== Enunciado 1 ==
Reproduza, do trecho sobre o primeiro doutor surdo da UFMS, a parte entre "Nascido em Caicó" e "ao Jornal Midiamax.", inclusive.
== Enunciado 2 ==
Dê continuidade ao trecho sobre o primeiro doutor surdo da UFMS a partir do ponto em que ele termina.

== Trecho selecionado ==
Nascido em Caicó (RN), Isaac se mudou para Mato Grosso do Sul em 2016, acompanhando a esposa, que assumiu um cargo no IFMS (Instituto Federal de MS) em Corumbá. Ele é surdo com resquícios da audição. Com isso, ele consegue se comunicar verbalmente, mas de forma parcial.
“Era muito comum na época que fui alfabetizado induzirem os surdos a falarem. E como eu escutava minimamente os sons, também foi um processo gradativo me ver como surdo e ser inserido nessa comunidade”, explica ao Jornal Midiamax.
Comunicação verbal
Durante a formação acadêmica, Isaac não teve tradutores, já que era habituado à comunicação verbal. Entretanto, garante que encontrou um ambiente acolhedor em MS.
“Professores e colegas sempre dispostos a repetir, a passar informações que eu não entendia por conta da baixa audição. Eu me sentava sempre na frente, pois também uso leitura labial, e muitos professores passavam texto para auxiliar e tornavam suas aulas mais visuais, o que me auxiliava”, relata.
“Mas observo que precisamos evoluir em vários quesitos de acessibilidade. Se eu só usasse libras, eu só conseguiria me comunicar com a presença de um intérprete”, reflete o doutor sobre a falta de pessoas que conseguem entender a Libras (Língua Brasileira de Sinais).

1º doutor surdo
Isaac entrou no programa de doutorado da UFMS em 2019 e defendeu seu projeto neste mês. No programa, o engenheiro trabalhou com desenvolvimento de materiais que fazem fotocatálise. Ele utilizou a energia solar para produzir hidrogênio a partir da água.

== Conjunto de dados ==
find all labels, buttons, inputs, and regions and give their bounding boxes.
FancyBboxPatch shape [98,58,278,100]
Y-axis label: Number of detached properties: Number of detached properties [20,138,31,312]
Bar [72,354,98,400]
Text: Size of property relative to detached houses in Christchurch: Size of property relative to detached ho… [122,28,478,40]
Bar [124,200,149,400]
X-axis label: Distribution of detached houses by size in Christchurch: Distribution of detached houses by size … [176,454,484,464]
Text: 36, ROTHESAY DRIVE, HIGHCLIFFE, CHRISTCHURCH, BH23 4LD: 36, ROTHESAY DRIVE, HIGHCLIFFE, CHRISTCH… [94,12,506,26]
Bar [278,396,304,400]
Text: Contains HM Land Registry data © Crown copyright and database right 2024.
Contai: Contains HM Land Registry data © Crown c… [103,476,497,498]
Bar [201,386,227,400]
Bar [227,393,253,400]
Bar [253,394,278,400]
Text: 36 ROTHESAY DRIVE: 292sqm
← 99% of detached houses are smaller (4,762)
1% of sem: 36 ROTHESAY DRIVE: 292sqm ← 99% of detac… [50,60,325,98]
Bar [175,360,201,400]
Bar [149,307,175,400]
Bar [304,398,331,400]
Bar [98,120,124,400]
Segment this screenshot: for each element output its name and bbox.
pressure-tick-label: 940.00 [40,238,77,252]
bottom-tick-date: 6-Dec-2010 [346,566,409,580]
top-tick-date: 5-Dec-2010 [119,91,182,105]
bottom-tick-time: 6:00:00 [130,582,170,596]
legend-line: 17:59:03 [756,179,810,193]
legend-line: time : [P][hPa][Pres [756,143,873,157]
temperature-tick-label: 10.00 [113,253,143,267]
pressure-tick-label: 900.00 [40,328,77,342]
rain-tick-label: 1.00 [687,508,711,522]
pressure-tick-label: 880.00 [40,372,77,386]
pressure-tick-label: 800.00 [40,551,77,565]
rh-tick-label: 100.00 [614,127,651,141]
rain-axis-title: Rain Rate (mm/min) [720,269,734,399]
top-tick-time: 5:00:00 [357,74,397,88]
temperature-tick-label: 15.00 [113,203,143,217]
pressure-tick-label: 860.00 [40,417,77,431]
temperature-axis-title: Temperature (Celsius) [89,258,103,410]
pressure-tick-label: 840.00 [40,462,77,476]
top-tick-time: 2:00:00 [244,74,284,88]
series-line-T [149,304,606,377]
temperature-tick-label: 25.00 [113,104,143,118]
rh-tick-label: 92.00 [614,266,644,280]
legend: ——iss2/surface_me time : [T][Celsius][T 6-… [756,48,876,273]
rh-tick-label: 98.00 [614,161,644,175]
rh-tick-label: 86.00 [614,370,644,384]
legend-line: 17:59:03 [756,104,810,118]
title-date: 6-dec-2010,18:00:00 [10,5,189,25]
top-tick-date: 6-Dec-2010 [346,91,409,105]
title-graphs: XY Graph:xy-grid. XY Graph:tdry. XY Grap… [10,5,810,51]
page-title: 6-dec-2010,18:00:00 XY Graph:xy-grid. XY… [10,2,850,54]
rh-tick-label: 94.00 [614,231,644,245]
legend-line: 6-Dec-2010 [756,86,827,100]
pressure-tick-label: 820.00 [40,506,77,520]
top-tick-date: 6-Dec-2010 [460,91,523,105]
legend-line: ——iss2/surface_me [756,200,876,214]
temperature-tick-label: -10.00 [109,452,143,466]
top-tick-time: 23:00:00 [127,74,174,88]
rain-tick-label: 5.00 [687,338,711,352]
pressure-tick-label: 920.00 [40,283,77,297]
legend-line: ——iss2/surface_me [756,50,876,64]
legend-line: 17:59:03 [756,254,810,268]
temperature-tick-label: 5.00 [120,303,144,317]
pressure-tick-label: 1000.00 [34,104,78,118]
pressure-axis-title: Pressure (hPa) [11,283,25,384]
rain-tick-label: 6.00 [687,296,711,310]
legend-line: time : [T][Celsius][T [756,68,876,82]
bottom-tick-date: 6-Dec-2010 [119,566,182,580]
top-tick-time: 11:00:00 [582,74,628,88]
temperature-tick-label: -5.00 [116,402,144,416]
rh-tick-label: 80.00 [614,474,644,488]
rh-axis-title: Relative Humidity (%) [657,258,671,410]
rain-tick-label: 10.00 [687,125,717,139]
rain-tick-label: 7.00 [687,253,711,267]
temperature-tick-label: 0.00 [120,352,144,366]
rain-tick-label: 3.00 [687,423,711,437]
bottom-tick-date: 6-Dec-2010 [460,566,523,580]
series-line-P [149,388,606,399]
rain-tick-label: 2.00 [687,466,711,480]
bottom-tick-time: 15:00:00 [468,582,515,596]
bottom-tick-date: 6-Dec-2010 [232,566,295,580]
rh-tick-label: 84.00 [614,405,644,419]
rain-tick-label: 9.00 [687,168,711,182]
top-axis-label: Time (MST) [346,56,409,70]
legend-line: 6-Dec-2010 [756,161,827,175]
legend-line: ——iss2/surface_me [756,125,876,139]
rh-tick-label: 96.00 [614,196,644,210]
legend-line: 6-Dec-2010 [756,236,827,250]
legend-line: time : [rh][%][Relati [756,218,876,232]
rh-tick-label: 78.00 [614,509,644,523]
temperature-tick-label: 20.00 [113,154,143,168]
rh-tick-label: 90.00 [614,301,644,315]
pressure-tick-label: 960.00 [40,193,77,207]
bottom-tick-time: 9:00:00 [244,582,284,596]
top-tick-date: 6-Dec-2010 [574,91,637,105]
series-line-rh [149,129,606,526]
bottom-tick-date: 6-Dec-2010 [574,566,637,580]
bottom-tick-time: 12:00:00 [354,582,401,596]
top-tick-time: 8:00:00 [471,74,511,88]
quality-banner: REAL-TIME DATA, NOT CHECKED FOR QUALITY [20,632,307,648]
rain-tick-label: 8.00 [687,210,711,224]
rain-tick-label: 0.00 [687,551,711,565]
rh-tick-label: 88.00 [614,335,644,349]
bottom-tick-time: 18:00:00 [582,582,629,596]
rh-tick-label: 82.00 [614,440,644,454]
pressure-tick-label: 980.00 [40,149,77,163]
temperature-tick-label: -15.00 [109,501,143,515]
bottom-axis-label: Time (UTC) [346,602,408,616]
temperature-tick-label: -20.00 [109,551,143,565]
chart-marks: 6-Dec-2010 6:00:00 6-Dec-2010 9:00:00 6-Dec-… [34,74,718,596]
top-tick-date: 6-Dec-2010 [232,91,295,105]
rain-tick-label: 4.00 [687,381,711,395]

== Resposta 1 ==
Nascido em Caicó (RN), Isaac se mudou para Mato Grosso do Sul em 2016, acompanhando a esposa, que assumiu um cargo no IFMS (Instituto Federal de MS) em Corumbá. Ele é surdo com resquícios da audição. Com isso, ele consegue se comunicar verbalmente, mas de forma parcial.
“Era muito comum na época que fui alfabetizado induzirem os surdos a falarem. E como eu escutava minimamente os sons, também foi um processo gradativo me ver como surdo e ser inserido nessa comunidade”, explica ao Jornal Midiamax.

== Resposta 2 ==
“O tema que mais me atrai é a produção de energia limpa. Precisamos ter outras opções e de preferência que não poluam o meio ambiente”, diz. Segundo Isaac, MS investe muito em educação e inovação e, com o doutorado, penso em continuar estudando o mercado local e abrir uma startup de energia limpa.
Sul-mato-grossense por desejo do destino, o doutor ficou surpreso ao chegar ao Estado em 2016. “Logo que cheguei ao Pantanal fiquei grato por ir para uma região em que a cultura é tão forte, o povo acolhedor e uma natureza que emociona”, revela à reportagem.
Da infância
Isaac é o filho mais novo de quatro irmãos. “Tive uma infância que foi atípica e comigo as coisas aconteciam mais tarde. Falar foi mais tarde que meus amigos. Para escrever também precisei de um tempo a mais. Enquanto isso, não tive atraso nas brincadeiras, tenho boas recordações”, lembra ao Jornal Midiamax.
Para ele, a escola foi um desafio, já que frequentou uma unidade para pessoas ouvintes. Nesse processo, a figura da mãe foi fundamental para Isaac. “Minha mãe contratou uma professora de apoio que me ensinou oralizado. Minha família, especialmente minha mãe, me deram muito suporte quando eu era pequeno para conseguir oralizar”, explica.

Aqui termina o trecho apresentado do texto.